TASK INSTRUCTIONS: Repeat the records below exactly.
--- begin ---
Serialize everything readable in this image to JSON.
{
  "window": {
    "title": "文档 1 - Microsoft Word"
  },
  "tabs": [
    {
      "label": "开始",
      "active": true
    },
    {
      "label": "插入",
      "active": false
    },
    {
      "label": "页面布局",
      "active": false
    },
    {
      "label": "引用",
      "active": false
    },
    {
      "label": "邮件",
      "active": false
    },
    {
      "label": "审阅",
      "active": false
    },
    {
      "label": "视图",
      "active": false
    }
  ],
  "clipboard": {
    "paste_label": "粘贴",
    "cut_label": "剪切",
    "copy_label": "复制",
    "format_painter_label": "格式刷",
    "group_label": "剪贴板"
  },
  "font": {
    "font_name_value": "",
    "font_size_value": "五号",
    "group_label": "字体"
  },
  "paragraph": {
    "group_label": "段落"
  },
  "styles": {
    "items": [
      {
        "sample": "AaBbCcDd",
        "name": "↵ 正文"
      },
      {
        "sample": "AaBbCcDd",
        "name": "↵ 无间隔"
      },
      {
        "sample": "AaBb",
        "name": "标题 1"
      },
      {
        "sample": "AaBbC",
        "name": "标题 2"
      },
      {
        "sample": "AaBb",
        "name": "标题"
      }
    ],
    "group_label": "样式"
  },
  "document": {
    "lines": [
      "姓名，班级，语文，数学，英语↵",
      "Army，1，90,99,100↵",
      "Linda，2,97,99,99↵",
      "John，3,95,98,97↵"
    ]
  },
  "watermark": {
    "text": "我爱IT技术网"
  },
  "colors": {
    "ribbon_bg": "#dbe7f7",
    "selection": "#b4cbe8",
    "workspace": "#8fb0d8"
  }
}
--- end ---
REPLY TO THE EXERCISE:
Serialize everything readable in this image to JSON.
{
  "window": {
    "title": "文档 1 - Microsoft Word"
  },
  "tabs": [
    {
      "label": "开始",
      "active": true
    },
    {
      "label": "插入",
      "active": false
    },
    {
      "label": "页面布局",
      "active": false
    },
    {
      "label": "引用",
      "active": false
    },
    {
      "label": "邮件",
      "active": false
    },
    {
      "label": "审阅",
      "active": false
    },
    {
      "label": "视图",
      "active": false
    }
  ],
  "clipboard": {
    "paste_label": "粘贴",
    "cut_label": "剪切",
    "copy_label": "复制",
    "format_painter_label": "格式刷",
    "group_label": "剪贴板"
  },
  "font": {
    "font_name_value": "",
    "font_size_value": "五号",
    "group_label": "字体"
  },
  "paragraph": {
    "group_label": "段落"
  },
  "styles": {
    "items": [
      {
        "sample": "AaBbCcDd",
        "name": "↵ 正文"
      },
      {
        "sample": "AaBbCcDd",
        "name": "↵ 无间隔"
      },
      {
        "sample": "AaBb",
        "name": "标题 1"
      },
      {
        "sample": "AaBbC",
        "name": "标题 2"
      },
      {
        "sample": "AaBb",
        "name": "标题"
      }
    ],
    "group_label": "样式"
  },
  "document": {
    "lines": [
      "姓名，班级，语文，数学，英语↵",
      "Army，1，90,99,100↵",
      "Linda，2,97,99,99↵",
      "John，3,95,98,97↵"
    ]
  },
  "watermark": {
    "text": "我爱IT技术网"
  },
  "colors": {
    "ribbon_bg": "#dbe7f7",
    "selection": "#b4cbe8",
    "workspace": "#8fb0d8"
  }
}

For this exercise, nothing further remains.